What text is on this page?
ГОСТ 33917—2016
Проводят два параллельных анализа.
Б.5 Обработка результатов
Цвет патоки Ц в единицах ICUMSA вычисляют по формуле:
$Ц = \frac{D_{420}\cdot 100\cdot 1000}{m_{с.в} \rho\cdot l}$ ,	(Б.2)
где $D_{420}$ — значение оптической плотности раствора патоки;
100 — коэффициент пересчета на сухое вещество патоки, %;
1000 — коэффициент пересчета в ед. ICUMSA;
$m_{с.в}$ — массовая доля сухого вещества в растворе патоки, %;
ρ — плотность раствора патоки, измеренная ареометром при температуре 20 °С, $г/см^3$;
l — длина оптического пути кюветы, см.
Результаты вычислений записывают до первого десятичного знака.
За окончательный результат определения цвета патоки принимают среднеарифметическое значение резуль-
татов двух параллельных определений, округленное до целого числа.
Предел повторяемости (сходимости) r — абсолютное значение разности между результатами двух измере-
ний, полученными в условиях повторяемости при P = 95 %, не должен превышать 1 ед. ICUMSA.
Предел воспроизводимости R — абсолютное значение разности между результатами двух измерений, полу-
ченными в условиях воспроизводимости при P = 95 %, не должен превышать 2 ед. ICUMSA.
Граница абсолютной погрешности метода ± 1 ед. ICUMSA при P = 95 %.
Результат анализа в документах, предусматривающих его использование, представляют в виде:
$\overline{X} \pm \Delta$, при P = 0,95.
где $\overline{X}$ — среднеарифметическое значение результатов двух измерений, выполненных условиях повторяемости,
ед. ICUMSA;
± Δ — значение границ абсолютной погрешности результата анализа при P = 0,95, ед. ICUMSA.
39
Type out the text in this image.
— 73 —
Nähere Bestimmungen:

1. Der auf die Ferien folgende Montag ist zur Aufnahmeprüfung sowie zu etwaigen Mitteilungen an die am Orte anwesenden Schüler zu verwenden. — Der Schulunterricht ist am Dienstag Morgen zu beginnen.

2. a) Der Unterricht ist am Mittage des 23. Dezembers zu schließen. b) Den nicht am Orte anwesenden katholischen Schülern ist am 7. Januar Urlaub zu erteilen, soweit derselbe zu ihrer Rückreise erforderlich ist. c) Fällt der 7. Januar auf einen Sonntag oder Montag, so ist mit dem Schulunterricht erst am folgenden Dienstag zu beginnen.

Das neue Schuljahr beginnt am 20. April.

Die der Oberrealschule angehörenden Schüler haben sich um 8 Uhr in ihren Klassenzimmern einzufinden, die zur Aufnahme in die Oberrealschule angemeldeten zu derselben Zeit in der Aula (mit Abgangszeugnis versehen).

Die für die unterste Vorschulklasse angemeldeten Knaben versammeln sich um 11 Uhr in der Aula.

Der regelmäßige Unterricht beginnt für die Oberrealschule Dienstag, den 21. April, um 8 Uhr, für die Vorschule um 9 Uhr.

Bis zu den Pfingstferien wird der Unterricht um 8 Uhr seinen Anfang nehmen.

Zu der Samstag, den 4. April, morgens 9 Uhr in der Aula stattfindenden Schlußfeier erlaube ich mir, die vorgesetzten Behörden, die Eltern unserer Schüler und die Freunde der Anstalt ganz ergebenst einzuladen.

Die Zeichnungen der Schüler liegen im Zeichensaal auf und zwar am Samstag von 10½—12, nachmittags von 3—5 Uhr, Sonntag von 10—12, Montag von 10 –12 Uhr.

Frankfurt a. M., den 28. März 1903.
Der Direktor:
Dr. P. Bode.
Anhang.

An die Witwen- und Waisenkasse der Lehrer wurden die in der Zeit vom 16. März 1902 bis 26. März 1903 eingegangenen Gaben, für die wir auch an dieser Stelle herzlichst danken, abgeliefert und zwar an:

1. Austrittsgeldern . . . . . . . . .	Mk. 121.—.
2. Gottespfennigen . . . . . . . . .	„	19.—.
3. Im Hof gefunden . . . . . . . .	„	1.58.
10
☆ ☆ ☆ ☆ ☆ ☆ ☆
(To do):
All lines of the data above that include the word "anwesenden" must be shown.

(Solved exercise):
1. Der auf die Ferien folgende Montag ist zur Aufnahmeprüfung sowie zu etwaigen Mitteilungen an die am Orte anwesenden Schüler zu verwenden. — Der Schulunterricht ist am Dienstag Morgen zu beginnen.
2. a) Der Unterricht ist am Mittage des 23. Dezembers zu schließen. b) Den nicht am Orte anwesenden katholischen Schülern ist am 7. Januar Urlaub zu erteilen, soweit derselbe zu ihrer Rückreise erforderlich ist. c) Fällt der 7. Januar auf einen Sonntag oder Montag, so ist mit dem Schulunterricht erst am folgenden Dienstag zu beginnen.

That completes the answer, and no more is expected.